TASK TO COMPLETE =
Output the lines of the listing from its start through the line containing "x-tick-label: 19 [1049,776,1072,799]" as a JSON list of strings, one string per line, with blank lines left out.

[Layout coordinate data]
________________________

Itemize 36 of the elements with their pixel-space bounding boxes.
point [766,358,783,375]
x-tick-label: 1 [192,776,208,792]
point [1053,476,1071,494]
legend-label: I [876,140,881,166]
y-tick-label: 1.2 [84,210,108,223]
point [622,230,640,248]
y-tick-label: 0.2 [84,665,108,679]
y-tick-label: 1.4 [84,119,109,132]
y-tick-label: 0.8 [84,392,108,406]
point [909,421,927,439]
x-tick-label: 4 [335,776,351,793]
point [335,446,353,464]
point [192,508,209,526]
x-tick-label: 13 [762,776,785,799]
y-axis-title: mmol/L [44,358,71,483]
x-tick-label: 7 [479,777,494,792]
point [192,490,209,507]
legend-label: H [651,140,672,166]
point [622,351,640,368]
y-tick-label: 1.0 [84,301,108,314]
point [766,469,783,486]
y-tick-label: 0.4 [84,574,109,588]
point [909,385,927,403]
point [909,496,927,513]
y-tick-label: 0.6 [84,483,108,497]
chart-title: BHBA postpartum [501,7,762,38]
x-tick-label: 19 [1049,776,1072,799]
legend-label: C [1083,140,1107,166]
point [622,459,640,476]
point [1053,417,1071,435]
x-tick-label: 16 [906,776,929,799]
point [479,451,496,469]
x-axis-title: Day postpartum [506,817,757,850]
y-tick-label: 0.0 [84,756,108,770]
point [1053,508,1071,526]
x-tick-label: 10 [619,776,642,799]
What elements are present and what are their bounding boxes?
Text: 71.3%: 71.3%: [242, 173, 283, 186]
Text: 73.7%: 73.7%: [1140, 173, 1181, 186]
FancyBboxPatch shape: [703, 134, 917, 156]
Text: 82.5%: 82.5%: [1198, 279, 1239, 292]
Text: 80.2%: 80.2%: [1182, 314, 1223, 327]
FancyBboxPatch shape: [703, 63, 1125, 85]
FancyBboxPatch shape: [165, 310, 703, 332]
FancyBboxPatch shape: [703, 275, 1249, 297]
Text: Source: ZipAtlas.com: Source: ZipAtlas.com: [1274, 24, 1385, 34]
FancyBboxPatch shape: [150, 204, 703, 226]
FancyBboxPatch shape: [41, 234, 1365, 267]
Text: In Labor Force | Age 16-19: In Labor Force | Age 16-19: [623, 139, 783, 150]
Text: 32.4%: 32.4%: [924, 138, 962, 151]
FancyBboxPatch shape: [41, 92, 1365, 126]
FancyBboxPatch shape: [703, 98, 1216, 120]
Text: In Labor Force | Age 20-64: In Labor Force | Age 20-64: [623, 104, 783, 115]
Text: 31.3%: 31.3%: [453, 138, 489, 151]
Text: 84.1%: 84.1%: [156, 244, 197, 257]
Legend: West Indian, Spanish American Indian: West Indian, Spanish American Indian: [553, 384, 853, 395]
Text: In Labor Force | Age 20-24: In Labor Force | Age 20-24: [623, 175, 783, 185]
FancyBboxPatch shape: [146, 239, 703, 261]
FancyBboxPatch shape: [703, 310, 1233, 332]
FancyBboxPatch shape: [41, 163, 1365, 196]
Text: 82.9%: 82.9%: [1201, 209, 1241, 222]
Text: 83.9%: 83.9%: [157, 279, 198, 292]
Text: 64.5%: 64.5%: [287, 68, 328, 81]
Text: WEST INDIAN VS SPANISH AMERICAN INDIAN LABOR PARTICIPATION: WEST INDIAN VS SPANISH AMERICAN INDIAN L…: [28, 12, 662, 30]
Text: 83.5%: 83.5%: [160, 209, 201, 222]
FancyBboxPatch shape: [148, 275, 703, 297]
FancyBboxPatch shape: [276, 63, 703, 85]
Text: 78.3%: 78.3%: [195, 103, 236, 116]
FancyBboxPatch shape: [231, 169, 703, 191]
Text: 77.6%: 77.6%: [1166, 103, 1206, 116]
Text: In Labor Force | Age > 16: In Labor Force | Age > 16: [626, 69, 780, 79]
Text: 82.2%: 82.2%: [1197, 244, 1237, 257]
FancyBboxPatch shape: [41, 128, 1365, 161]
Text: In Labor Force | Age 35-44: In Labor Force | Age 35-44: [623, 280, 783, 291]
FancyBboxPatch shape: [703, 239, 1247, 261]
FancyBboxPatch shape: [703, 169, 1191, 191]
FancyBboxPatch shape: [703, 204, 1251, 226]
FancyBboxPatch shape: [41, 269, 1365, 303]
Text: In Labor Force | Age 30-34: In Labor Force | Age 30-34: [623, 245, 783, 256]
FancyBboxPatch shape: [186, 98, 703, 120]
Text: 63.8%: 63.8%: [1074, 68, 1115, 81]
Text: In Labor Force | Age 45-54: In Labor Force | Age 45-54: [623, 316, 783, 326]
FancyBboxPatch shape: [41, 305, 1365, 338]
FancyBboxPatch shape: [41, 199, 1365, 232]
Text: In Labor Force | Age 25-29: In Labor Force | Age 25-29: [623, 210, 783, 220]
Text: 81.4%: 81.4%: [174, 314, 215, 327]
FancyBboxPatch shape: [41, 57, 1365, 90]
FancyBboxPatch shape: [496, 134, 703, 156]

________________________

WRITTEN RESPONSE =
[
  "Itemize 36 of the elements with their pixel-space bounding boxes.",
  "point [766,358,783,375]",
  "x-tick-label: 1 [192,776,208,792]",
  "point [1053,476,1071,494]",
  "legend-label: I [876,140,881,166]",
  "y-tick-label: 1.2 [84,210,108,223]",
  "point [622,230,640,248]",
  "y-tick-label: 0.2 [84,665,108,679]",
  "y-tick-label: 1.4 [84,119,109,132]",
  "y-tick-label: 0.8 [84,392,108,406]",
  "point [909,421,927,439]",
  "x-tick-label: 4 [335,776,351,793]",
  "point [335,446,353,464]",
  "point [192,508,209,526]",
  "x-tick-label: 13 [762,776,785,799]",
  "y-axis-title: mmol/L [44,358,71,483]",
  "x-tick-label: 7 [479,777,494,792]",
  "point [192,490,209,507]",
  "legend-label: H [651,140,672,166]",
  "point [622,351,640,368]",
  "y-tick-label: 1.0 [84,301,108,314]",
  "point [766,469,783,486]",
  "y-tick-label: 0.4 [84,574,109,588]",
  "point [909,385,927,403]",
  "point [909,496,927,513]",
  "y-tick-label: 0.6 [84,483,108,497]",
  "chart-title: BHBA postpartum [501,7,762,38]",
  "x-tick-label: 19 [1049,776,1072,799]"
]